Directions for this task: Keep the wording of each record exactly the same when you repeat it, and leave out pictures.

— Begin Data shown —

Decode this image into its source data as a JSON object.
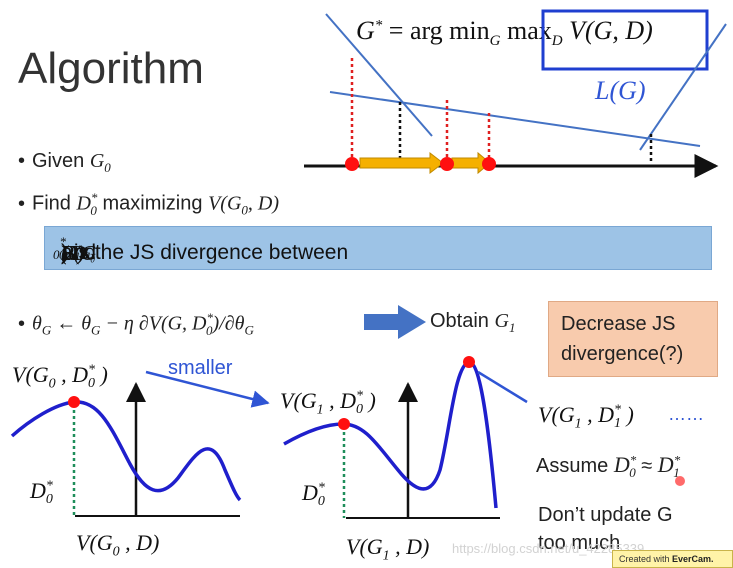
{
  "title": "Algorithm",
  "formula": "G* = arg min_G max_D V(G,D)",
  "formula_parts": {
    "lhs": "G",
    "sup": "*",
    "eq": " = arg min",
    "sub_g": "G",
    "max": "max",
    "sub_d": "D",
    "rhs": "V(G, D)"
  },
  "LG": "L(G)",
  "bullets": {
    "b1_text": "Given ",
    "b1_math": "G",
    "b1_sub": "0",
    "b2_text": "Find ",
    "b2_math": "D",
    "b2_sub": "0",
    "b2_sup": "*",
    "b2_rest": " maximizing ",
    "b2_math2": "V(G",
    "b2_sub2": "0",
    "b2_math2b": ", D)",
    "b3_math": "θ",
    "b3_sub": "G",
    "b3_mid": " ← θ",
    "b3_sub2": "G",
    "b3_rest": " − η ∂V(G, D",
    "b3_sub3": "0",
    "b3_sup3": "*",
    "b3_rest2": ")/∂θ",
    "b3_sub4": "G",
    "obtain_text": "Obtain ",
    "obtain_math": "G",
    "obtain_sub": "1"
  },
  "blue_box": {
    "part1": "V(G",
    "sub1": "0",
    "part2": ", D",
    "sub2": "0",
    "sup2": "*",
    "part3": ") is the JS divergence between ",
    "pdata": "P",
    "pdata_sub": "data",
    "pdata_x": "(x)",
    "and": " and ",
    "pg": "P",
    "pg_sub": "G",
    "pg_subsub": "0",
    "pg_x": "(x)"
  },
  "orange_box": {
    "line1": "Decrease JS",
    "line2": "divergence(?)"
  },
  "left_plot": {
    "top_label": "V(G",
    "top_sub": "0",
    "top_mid": " , D",
    "top_sub2": "0",
    "top_sup2": "*",
    "top_end": " )",
    "d_label": "D",
    "d_sub": "0",
    "d_sup": "*",
    "x_label": "V(G",
    "x_sub": "0",
    "x_end": " , D)"
  },
  "smaller": "smaller",
  "right_plot": {
    "top_label": "V(G",
    "top_sub": "1",
    "top_mid": " , D",
    "top_sub2": "0",
    "top_sup2": "*",
    "top_end": " )",
    "d_label": "D",
    "d_sub": "0",
    "d_sup": "*",
    "x_label": "V(G",
    "x_sub": "1",
    "x_end": " , D)"
  },
  "right_notes": {
    "v_label": "V(G",
    "v_sub": "1",
    "v_mid": " , D",
    "v_sub2": "1",
    "v_sup2": "*",
    "v_end": " )",
    "dots": "……",
    "assume": "Assume ",
    "assume_math": "D",
    "assume_sub": "0",
    "assume_sup": "*",
    "approx": " ≈ ",
    "assume_math2": "D",
    "assume_sub2": "1",
    "assume_sup2": "*",
    "dont1": "Don’t update G",
    "dont2": "too much"
  },
  "watermark": "https://blog.csdn.net/u_42285339",
  "evercam": {
    "prefix": "Created with ",
    "brand": "EverCam."
  },
  "colors": {
    "blue_curve": "#1F1FCC",
    "red_dot": "#FF1010",
    "dotted_red": "#E02020",
    "green": "#1E8E5A",
    "arrow_blue": "#4472C4",
    "orange_arrow": "#F5B000"
  }
}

— End Data shown —

Correct response:
Decode this image into its source data as a JSON object.
{
  "title": "Algorithm",
  "formula": "G* = arg min_G max_D V(G,D)",
  "formula_parts": {
    "lhs": "G",
    "sup": "*",
    "eq": " = arg min",
    "sub_g": "G",
    "max": "max",
    "sub_d": "D",
    "rhs": "V(G, D)"
  },
  "LG": "L(G)",
  "bullets": {
    "b1_text": "Given ",
    "b1_math": "G",
    "b1_sub": "0",
    "b2_text": "Find ",
    "b2_math": "D",
    "b2_sub": "0",
    "b2_sup": "*",
    "b2_rest": " maximizing ",
    "b2_math2": "V(G",
    "b2_sub2": "0",
    "b2_math2b": ", D)",
    "b3_math": "θ",
    "b3_sub": "G",
    "b3_mid": " ← θ",
    "b3_sub2": "G",
    "b3_rest": " − η ∂V(G, D",
    "b3_sub3": "0",
    "b3_sup3": "*",
    "b3_rest2": ")/∂θ",
    "b3_sub4": "G",
    "obtain_text": "Obtain ",
    "obtain_math": "G",
    "obtain_sub": "1"
  },
  "blue_box": {
    "part1": "V(G",
    "sub1": "0",
    "part2": ", D",
    "sub2": "0",
    "sup2": "*",
    "part3": ") is the JS divergence between ",
    "pdata": "P",
    "pdata_sub": "data",
    "pdata_x": "(x)",
    "and": " and ",
    "pg": "P",
    "pg_sub": "G",
    "pg_subsub": "0",
    "pg_x": "(x)"
  },
  "orange_box": {
    "line1": "Decrease JS",
    "line2": "divergence(?)"
  },
  "left_plot": {
    "top_label": "V(G",
    "top_sub": "0",
    "top_mid": " , D",
    "top_sub2": "0",
    "top_sup2": "*",
    "top_end": " )",
    "d_label": "D",
    "d_sub": "0",
    "d_sup": "*",
    "x_label": "V(G",
    "x_sub": "0",
    "x_end": " , D)"
  },
  "smaller": "smaller",
  "right_plot": {
    "top_label": "V(G",
    "top_sub": "1",
    "top_mid": " , D",
    "top_sub2": "0",
    "top_sup2": "*",
    "top_end": " )",
    "d_label": "D",
    "d_sub": "0",
    "d_sup": "*",
    "x_label": "V(G",
    "x_sub": "1",
    "x_end": " , D)"
  },
  "right_notes": {
    "v_label": "V(G",
    "v_sub": "1",
    "v_mid": " , D",
    "v_sub2": "1",
    "v_sup2": "*",
    "v_end": " )",
    "dots": "……",
    "assume": "Assume ",
    "assume_math": "D",
    "assume_sub": "0",
    "assume_sup": "*",
    "approx": " ≈ ",
    "assume_math2": "D",
    "assume_sub2": "1",
    "assume_sup2": "*",
    "dont1": "Don’t update G",
    "dont2": "too much"
  },
  "watermark": "https://blog.csdn.net/u_42285339",
  "evercam": {
    "prefix": "Created with ",
    "brand": "EverCam."
  },
  "colors": {
    "blue_curve": "#1F1FCC",
    "red_dot": "#FF1010",
    "dotted_red": "#E02020",
    "green": "#1E8E5A",
    "arrow_blue": "#4472C4",
    "orange_arrow": "#F5B000"
  }
}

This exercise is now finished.